Data excerpts:
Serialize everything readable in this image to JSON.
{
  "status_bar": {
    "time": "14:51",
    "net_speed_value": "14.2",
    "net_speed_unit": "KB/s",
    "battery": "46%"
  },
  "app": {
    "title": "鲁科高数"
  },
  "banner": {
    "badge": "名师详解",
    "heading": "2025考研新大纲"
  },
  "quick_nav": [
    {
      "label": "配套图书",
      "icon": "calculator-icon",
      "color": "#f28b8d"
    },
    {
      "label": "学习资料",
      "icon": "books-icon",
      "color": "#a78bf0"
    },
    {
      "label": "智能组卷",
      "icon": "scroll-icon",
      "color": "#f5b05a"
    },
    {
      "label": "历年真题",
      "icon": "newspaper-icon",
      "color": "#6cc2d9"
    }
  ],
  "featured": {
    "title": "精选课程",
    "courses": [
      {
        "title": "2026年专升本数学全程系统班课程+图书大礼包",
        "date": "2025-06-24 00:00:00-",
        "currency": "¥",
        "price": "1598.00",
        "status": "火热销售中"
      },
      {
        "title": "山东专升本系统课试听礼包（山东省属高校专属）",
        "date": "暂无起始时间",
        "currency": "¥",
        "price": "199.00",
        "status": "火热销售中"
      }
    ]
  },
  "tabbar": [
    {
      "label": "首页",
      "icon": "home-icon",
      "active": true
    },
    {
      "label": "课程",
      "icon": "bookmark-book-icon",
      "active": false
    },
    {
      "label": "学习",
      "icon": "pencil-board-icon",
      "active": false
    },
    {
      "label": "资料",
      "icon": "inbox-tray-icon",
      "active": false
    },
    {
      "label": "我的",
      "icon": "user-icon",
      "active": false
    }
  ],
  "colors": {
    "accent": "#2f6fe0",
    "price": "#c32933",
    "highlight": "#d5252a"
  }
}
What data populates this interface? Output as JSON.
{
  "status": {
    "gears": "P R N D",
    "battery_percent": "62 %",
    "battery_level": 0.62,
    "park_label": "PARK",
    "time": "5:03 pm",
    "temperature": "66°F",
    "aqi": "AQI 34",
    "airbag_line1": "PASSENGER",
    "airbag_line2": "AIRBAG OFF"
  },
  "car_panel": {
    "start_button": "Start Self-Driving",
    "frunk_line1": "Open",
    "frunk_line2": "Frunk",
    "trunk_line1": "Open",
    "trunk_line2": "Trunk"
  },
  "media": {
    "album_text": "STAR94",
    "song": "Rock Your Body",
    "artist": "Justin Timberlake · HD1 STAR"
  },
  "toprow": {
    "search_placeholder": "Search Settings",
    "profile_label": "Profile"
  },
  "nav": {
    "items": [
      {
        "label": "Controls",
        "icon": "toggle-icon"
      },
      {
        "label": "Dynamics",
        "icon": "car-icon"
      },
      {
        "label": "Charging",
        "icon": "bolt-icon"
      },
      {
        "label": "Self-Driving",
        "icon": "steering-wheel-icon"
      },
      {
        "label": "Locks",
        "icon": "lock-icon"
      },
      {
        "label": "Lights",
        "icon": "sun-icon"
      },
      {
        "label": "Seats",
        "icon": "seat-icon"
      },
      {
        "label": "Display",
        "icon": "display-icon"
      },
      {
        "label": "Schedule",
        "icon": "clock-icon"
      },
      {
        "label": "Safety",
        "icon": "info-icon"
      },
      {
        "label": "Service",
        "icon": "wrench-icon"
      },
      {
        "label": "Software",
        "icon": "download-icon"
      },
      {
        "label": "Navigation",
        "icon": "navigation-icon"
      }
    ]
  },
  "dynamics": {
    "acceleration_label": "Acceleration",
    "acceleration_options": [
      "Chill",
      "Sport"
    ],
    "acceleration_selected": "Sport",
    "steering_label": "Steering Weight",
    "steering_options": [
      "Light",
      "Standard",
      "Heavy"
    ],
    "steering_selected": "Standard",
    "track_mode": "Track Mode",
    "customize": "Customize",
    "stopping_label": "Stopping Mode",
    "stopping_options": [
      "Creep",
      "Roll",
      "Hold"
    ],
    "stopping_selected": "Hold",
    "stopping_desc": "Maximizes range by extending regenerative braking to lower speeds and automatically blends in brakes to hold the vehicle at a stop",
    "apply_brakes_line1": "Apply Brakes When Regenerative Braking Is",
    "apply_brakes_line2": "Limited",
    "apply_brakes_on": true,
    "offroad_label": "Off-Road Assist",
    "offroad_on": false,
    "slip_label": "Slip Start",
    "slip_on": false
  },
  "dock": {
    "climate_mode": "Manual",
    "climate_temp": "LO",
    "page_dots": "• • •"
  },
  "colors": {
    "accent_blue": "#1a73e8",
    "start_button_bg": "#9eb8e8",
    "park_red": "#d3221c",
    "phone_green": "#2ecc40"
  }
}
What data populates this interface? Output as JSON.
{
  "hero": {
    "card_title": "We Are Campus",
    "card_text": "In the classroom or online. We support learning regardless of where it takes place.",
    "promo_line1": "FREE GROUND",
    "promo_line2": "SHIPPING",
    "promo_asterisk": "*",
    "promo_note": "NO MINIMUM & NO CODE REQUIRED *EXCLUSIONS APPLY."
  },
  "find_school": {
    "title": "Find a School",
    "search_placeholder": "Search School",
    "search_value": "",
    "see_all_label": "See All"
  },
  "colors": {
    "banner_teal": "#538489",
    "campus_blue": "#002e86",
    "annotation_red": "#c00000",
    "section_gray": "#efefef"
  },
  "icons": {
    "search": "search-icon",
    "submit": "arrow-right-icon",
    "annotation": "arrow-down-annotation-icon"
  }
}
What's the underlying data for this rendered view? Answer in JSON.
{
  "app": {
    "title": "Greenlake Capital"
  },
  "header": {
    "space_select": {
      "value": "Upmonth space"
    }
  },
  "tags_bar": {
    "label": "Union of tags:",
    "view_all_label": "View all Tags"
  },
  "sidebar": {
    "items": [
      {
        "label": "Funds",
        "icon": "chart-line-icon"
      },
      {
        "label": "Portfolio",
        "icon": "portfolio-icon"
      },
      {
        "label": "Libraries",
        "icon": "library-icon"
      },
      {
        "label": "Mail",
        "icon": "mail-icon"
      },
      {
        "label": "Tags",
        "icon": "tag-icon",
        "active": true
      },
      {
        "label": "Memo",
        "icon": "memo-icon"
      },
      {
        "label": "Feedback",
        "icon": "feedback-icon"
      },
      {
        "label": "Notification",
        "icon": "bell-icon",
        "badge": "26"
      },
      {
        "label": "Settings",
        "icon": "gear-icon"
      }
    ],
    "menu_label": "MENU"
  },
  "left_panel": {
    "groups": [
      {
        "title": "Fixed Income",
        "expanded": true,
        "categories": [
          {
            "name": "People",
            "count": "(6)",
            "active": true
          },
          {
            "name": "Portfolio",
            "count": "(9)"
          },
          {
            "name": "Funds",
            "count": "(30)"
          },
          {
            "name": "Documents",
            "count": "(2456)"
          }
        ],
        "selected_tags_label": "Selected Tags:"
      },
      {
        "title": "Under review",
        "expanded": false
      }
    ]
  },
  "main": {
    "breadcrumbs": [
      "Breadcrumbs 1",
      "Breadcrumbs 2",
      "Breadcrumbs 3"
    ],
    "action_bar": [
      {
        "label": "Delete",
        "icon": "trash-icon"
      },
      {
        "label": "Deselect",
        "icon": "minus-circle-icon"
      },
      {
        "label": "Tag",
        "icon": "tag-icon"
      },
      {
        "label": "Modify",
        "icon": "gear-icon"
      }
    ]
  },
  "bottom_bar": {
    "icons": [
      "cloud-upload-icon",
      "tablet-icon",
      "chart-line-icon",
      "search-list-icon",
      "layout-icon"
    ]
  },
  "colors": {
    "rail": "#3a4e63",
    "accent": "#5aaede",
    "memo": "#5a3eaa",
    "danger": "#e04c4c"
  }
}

Required work: Identify each line holding the string "Settings", and copy it out.

Reply:
    "search_placeholder": "Search Settings",
        "label": "Settings",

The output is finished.